> _Supplied data_
********

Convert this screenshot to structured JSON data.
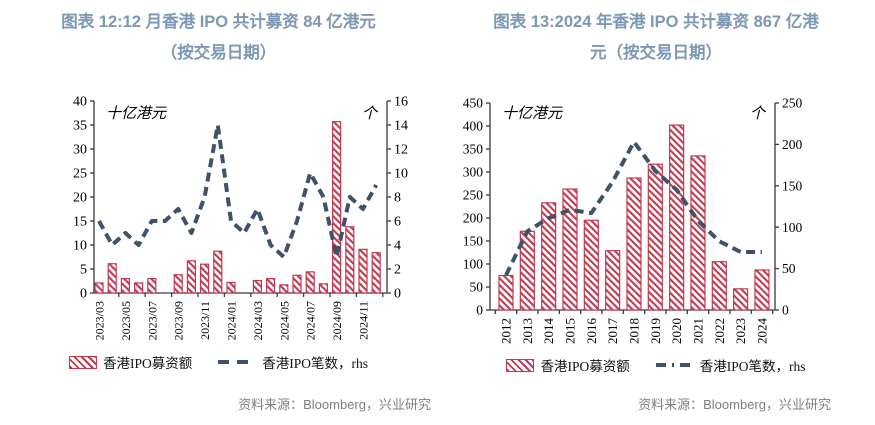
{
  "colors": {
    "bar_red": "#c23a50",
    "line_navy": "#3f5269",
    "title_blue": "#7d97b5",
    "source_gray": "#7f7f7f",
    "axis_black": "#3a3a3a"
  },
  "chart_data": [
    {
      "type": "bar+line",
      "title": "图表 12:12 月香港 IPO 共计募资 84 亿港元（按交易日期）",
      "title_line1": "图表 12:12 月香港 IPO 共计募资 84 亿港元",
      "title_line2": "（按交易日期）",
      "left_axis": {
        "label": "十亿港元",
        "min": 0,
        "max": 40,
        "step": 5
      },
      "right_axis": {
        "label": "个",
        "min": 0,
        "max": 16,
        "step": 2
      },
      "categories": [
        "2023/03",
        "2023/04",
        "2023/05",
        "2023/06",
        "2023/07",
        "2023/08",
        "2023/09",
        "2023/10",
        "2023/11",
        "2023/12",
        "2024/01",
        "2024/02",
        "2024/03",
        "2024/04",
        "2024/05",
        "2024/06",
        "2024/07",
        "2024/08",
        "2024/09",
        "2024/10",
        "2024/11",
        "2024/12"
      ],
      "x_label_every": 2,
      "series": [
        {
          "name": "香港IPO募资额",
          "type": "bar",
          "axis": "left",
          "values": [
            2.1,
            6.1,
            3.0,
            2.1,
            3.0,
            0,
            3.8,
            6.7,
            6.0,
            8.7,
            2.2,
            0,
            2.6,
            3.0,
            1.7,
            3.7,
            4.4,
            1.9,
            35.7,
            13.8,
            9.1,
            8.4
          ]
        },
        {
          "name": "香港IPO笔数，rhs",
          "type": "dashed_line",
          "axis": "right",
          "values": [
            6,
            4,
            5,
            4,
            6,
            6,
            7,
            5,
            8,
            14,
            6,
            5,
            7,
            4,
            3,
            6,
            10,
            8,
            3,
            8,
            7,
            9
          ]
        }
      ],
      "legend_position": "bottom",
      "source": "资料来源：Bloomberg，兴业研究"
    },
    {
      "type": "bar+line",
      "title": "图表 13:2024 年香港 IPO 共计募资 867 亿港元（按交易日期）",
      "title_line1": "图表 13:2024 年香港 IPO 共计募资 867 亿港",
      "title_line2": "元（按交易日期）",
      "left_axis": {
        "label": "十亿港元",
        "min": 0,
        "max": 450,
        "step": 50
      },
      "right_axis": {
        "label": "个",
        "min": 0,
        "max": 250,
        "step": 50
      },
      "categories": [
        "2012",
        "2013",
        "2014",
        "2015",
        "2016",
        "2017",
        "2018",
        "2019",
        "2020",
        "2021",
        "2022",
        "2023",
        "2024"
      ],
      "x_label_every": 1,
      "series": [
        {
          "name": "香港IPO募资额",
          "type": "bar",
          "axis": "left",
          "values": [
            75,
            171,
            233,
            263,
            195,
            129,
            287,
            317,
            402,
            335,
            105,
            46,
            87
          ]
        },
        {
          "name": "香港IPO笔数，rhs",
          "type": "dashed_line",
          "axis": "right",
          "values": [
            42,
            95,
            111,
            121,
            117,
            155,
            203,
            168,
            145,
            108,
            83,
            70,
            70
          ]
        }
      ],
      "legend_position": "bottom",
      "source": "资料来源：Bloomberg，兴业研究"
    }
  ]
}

********

> _Description of the task_
Copy everything in the records above except the pictures, exactly as written.

> _Task solution_
Convert this screenshot to structured JSON data.
{
  "colors": {
    "bar_red": "#c23a50",
    "line_navy": "#3f5269",
    "title_blue": "#7d97b5",
    "source_gray": "#7f7f7f",
    "axis_black": "#3a3a3a"
  },
  "chart_data": [
    {
      "type": "bar+line",
      "title": "图表 12:12 月香港 IPO 共计募资 84 亿港元（按交易日期）",
      "title_line1": "图表 12:12 月香港 IPO 共计募资 84 亿港元",
      "title_line2": "（按交易日期）",
      "left_axis": {
        "label": "十亿港元",
        "min": 0,
        "max": 40,
        "step": 5
      },
      "right_axis": {
        "label": "个",
        "min": 0,
        "max": 16,
        "step": 2
      },
      "categories": [
        "2023/03",
        "2023/04",
        "2023/05",
        "2023/06",
        "2023/07",
        "2023/08",
        "2023/09",
        "2023/10",
        "2023/11",
        "2023/12",
        "2024/01",
        "2024/02",
        "2024/03",
        "2024/04",
        "2024/05",
        "2024/06",
        "2024/07",
        "2024/08",
        "2024/09",
        "2024/10",
        "2024/11",
        "2024/12"
      ],
      "x_label_every": 2,
      "series": [
        {
          "name": "香港IPO募资额",
          "type": "bar",
          "axis": "left",
          "values": [
            2.1,
            6.1,
            3.0,
            2.1,
            3.0,
            0,
            3.8,
            6.7,
            6.0,
            8.7,
            2.2,
            0,
            2.6,
            3.0,
            1.7,
            3.7,
            4.4,
            1.9,
            35.7,
            13.8,
            9.1,
            8.4
          ]
        },
        {
          "name": "香港IPO笔数，rhs",
          "type": "dashed_line",
          "axis": "right",
          "values": [
            6,
            4,
            5,
            4,
            6,
            6,
            7,
            5,
            8,
            14,
            6,
            5,
            7,
            4,
            3,
            6,
            10,
            8,
            3,
            8,
            7,
            9
          ]
        }
      ],
      "legend_position": "bottom",
      "source": "资料来源：Bloomberg，兴业研究"
    },
    {
      "type": "bar+line",
      "title": "图表 13:2024 年香港 IPO 共计募资 867 亿港元（按交易日期）",
      "title_line1": "图表 13:2024 年香港 IPO 共计募资 867 亿港",
      "title_line2": "元（按交易日期）",
      "left_axis": {
        "label": "十亿港元",
        "min": 0,
        "max": 450,
        "step": 50
      },
      "right_axis": {
        "label": "个",
        "min": 0,
        "max": 250,
        "step": 50
      },
      "categories": [
        "2012",
        "2013",
        "2014",
        "2015",
        "2016",
        "2017",
        "2018",
        "2019",
        "2020",
        "2021",
        "2022",
        "2023",
        "2024"
      ],
      "x_label_every": 1,
      "series": [
        {
          "name": "香港IPO募资额",
          "type": "bar",
          "axis": "left",
          "values": [
            75,
            171,
            233,
            263,
            195,
            129,
            287,
            317,
            402,
            335,
            105,
            46,
            87
          ]
        },
        {
          "name": "香港IPO笔数，rhs",
          "type": "dashed_line",
          "axis": "right",
          "values": [
            42,
            95,
            111,
            121,
            117,
            155,
            203,
            168,
            145,
            108,
            83,
            70,
            70
          ]
        }
      ],
      "legend_position": "bottom",
      "source": "资料来源：Bloomberg，兴业研究"
    }
  ]
}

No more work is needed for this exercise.